## BEGIN INPUT DATA

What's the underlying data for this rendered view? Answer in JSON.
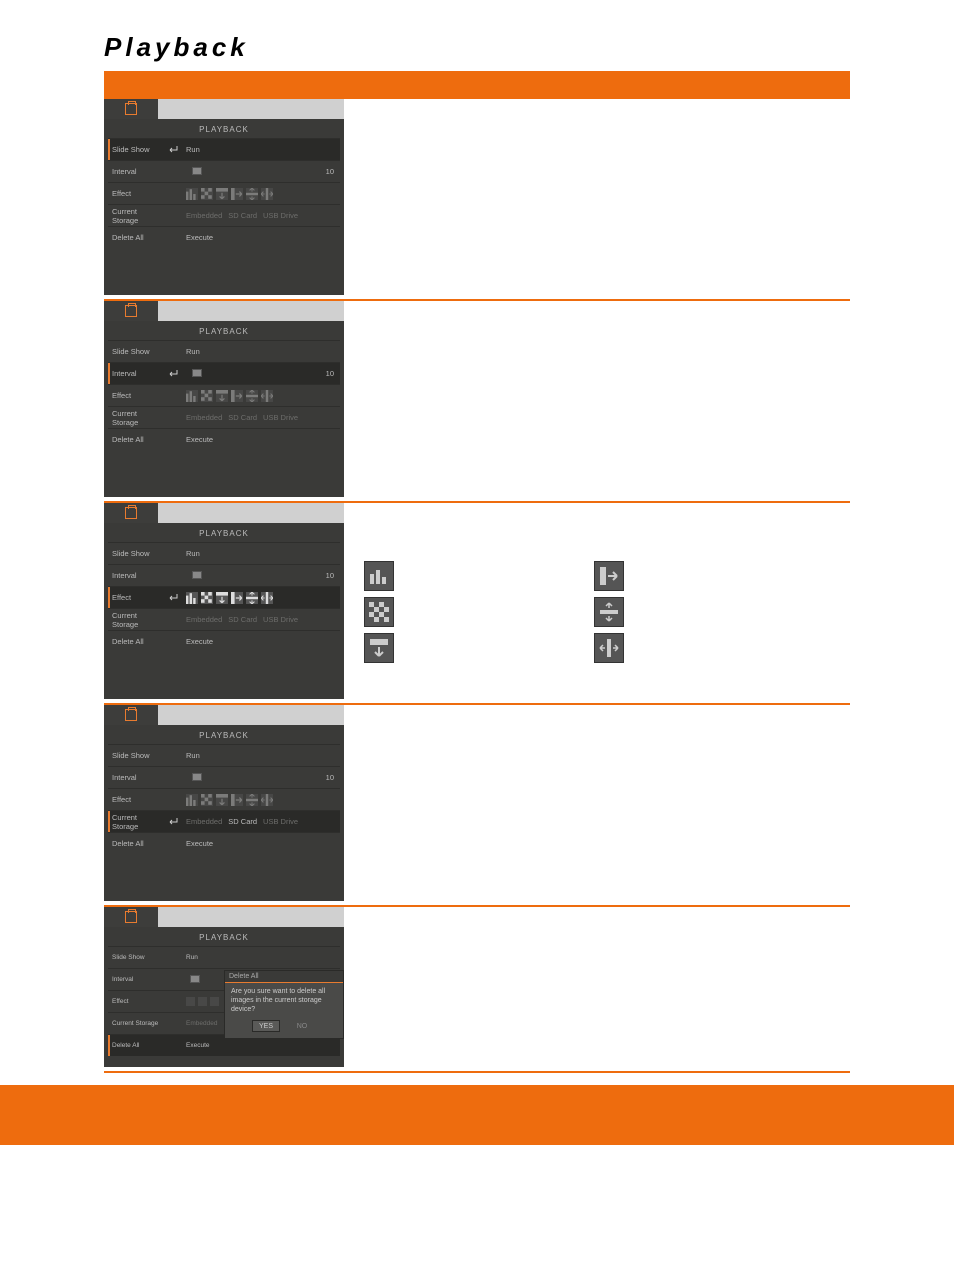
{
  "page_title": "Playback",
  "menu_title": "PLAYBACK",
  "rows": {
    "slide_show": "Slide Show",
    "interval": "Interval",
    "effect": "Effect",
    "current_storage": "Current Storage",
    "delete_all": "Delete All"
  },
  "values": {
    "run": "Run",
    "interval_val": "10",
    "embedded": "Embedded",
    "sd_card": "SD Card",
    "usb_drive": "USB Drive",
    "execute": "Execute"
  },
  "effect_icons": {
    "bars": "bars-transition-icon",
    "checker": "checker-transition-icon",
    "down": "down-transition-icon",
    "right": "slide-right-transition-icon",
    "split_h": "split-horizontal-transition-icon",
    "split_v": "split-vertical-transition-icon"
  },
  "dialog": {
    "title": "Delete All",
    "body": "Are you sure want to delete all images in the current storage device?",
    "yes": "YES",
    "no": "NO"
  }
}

## END INPUT DATA

* [GIVEN INSTRUCTION]
Leave out all pictures, then copy the remaining material exactly.

* [OUTPUT BELOW]
What's the underlying data for this rendered view? Answer in JSON.
{
  "page_title": "Playback",
  "menu_title": "PLAYBACK",
  "rows": {
    "slide_show": "Slide Show",
    "interval": "Interval",
    "effect": "Effect",
    "current_storage": "Current Storage",
    "delete_all": "Delete All"
  },
  "values": {
    "run": "Run",
    "interval_val": "10",
    "embedded": "Embedded",
    "sd_card": "SD Card",
    "usb_drive": "USB Drive",
    "execute": "Execute"
  },
  "effect_icons": {
    "bars": "bars-transition-icon",
    "checker": "checker-transition-icon",
    "down": "down-transition-icon",
    "right": "slide-right-transition-icon",
    "split_h": "split-horizontal-transition-icon",
    "split_v": "split-vertical-transition-icon"
  },
  "dialog": {
    "title": "Delete All",
    "body": "Are you sure want to delete all images in the current storage device?",
    "yes": "YES",
    "no": "NO"
  }
}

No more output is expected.